**WORK TO COMPLETE:** Leave out any pictures and transcribe all other data below exactly.

— Start of RECORDS FOR THIS TASK —

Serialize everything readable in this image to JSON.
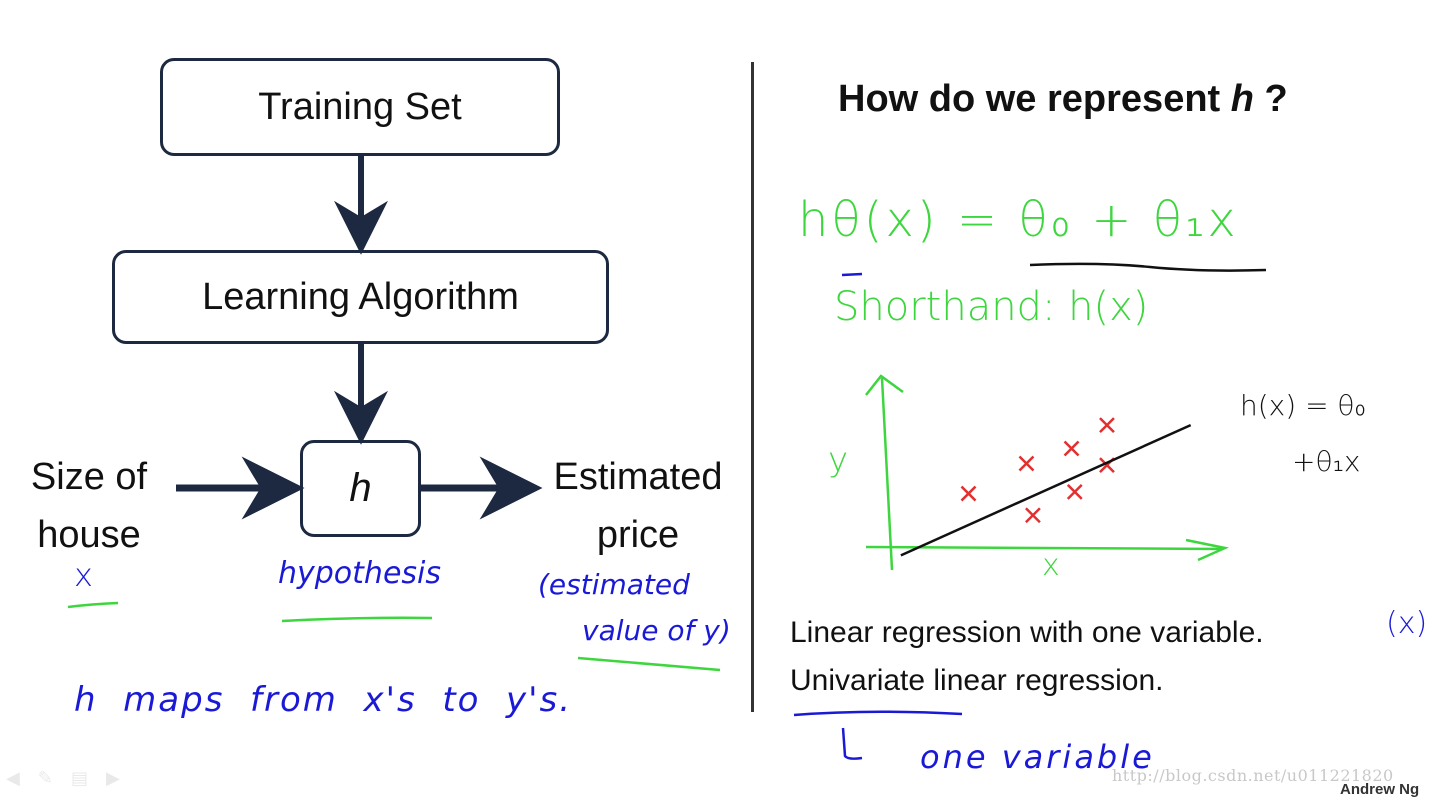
{
  "flowchart": {
    "training_set": "Training Set",
    "learning_algorithm": "Learning Algorithm",
    "hypothesis_symbol": "h",
    "input_label_line1": "Size of",
    "input_label_line2": "house",
    "output_label_line1": "Estimated",
    "output_label_line2": "price"
  },
  "annotations_left": {
    "input_symbol": "x",
    "hypothesis_note": "hypothesis",
    "output_note_line1": "(estimated",
    "output_note_line2": "value of y)",
    "mapping_note": "h  maps  from  x's  to  y's."
  },
  "right_panel": {
    "title_prefix": "How do we represent ",
    "title_symbol": "h",
    "title_suffix": " ?",
    "formula": "hθ(x) = θ₀ + θ₁x",
    "shorthand": "Shorthand: h(x)",
    "plot_line_label_line1": "h(x) = θ₀",
    "plot_line_label_line2": "+θ₁x",
    "bullet1": "Linear regression with one variable.",
    "bullet1_note": "(x)",
    "bullet2": "Univariate linear regression.",
    "bullet2_note": "one variable"
  },
  "chart_data": {
    "type": "scatter",
    "title": "",
    "xlabel": "x",
    "ylabel": "y",
    "grid": false,
    "x_range": [
      0,
      10
    ],
    "y_range": [
      0,
      10
    ],
    "points": [
      {
        "x": 2.5,
        "y": 3.2
      },
      {
        "x": 4.3,
        "y": 5.0
      },
      {
        "x": 4.5,
        "y": 1.9
      },
      {
        "x": 5.7,
        "y": 5.9
      },
      {
        "x": 5.8,
        "y": 3.3
      },
      {
        "x": 6.8,
        "y": 7.3
      },
      {
        "x": 6.8,
        "y": 4.9
      }
    ],
    "fit_line": {
      "label": "h(x) = θ₀ + θ₁x",
      "x": [
        0.4,
        9.4
      ],
      "y": [
        -0.5,
        7.3
      ]
    },
    "colors": {
      "axes": "#3ed63e",
      "points": "#e23030",
      "line": "#111111"
    }
  },
  "footer": {
    "watermark": "http://blog.csdn.net/u011221820",
    "credit": "Andrew Ng",
    "controls": [
      "prev-icon",
      "pen-icon",
      "menu-icon",
      "next-icon"
    ]
  }
}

— End of RECORDS FOR THIS TASK —

**CORRECT OUTPUT:**
Serialize everything readable in this image to JSON.
{
  "flowchart": {
    "training_set": "Training Set",
    "learning_algorithm": "Learning Algorithm",
    "hypothesis_symbol": "h",
    "input_label_line1": "Size of",
    "input_label_line2": "house",
    "output_label_line1": "Estimated",
    "output_label_line2": "price"
  },
  "annotations_left": {
    "input_symbol": "x",
    "hypothesis_note": "hypothesis",
    "output_note_line1": "(estimated",
    "output_note_line2": "value of y)",
    "mapping_note": "h  maps  from  x's  to  y's."
  },
  "right_panel": {
    "title_prefix": "How do we represent ",
    "title_symbol": "h",
    "title_suffix": " ?",
    "formula": "hθ(x) = θ₀ + θ₁x",
    "shorthand": "Shorthand: h(x)",
    "plot_line_label_line1": "h(x) = θ₀",
    "plot_line_label_line2": "+θ₁x",
    "bullet1": "Linear regression with one variable.",
    "bullet1_note": "(x)",
    "bullet2": "Univariate linear regression.",
    "bullet2_note": "one variable"
  },
  "chart_data": {
    "type": "scatter",
    "title": "",
    "xlabel": "x",
    "ylabel": "y",
    "grid": false,
    "x_range": [
      0,
      10
    ],
    "y_range": [
      0,
      10
    ],
    "points": [
      {
        "x": 2.5,
        "y": 3.2
      },
      {
        "x": 4.3,
        "y": 5.0
      },
      {
        "x": 4.5,
        "y": 1.9
      },
      {
        "x": 5.7,
        "y": 5.9
      },
      {
        "x": 5.8,
        "y": 3.3
      },
      {
        "x": 6.8,
        "y": 7.3
      },
      {
        "x": 6.8,
        "y": 4.9
      }
    ],
    "fit_line": {
      "label": "h(x) = θ₀ + θ₁x",
      "x": [
        0.4,
        9.4
      ],
      "y": [
        -0.5,
        7.3
      ]
    },
    "colors": {
      "axes": "#3ed63e",
      "points": "#e23030",
      "line": "#111111"
    }
  },
  "footer": {
    "watermark": "http://blog.csdn.net/u011221820",
    "credit": "Andrew Ng",
    "controls": [
      "prev-icon",
      "pen-icon",
      "menu-icon",
      "next-icon"
    ]
  }
}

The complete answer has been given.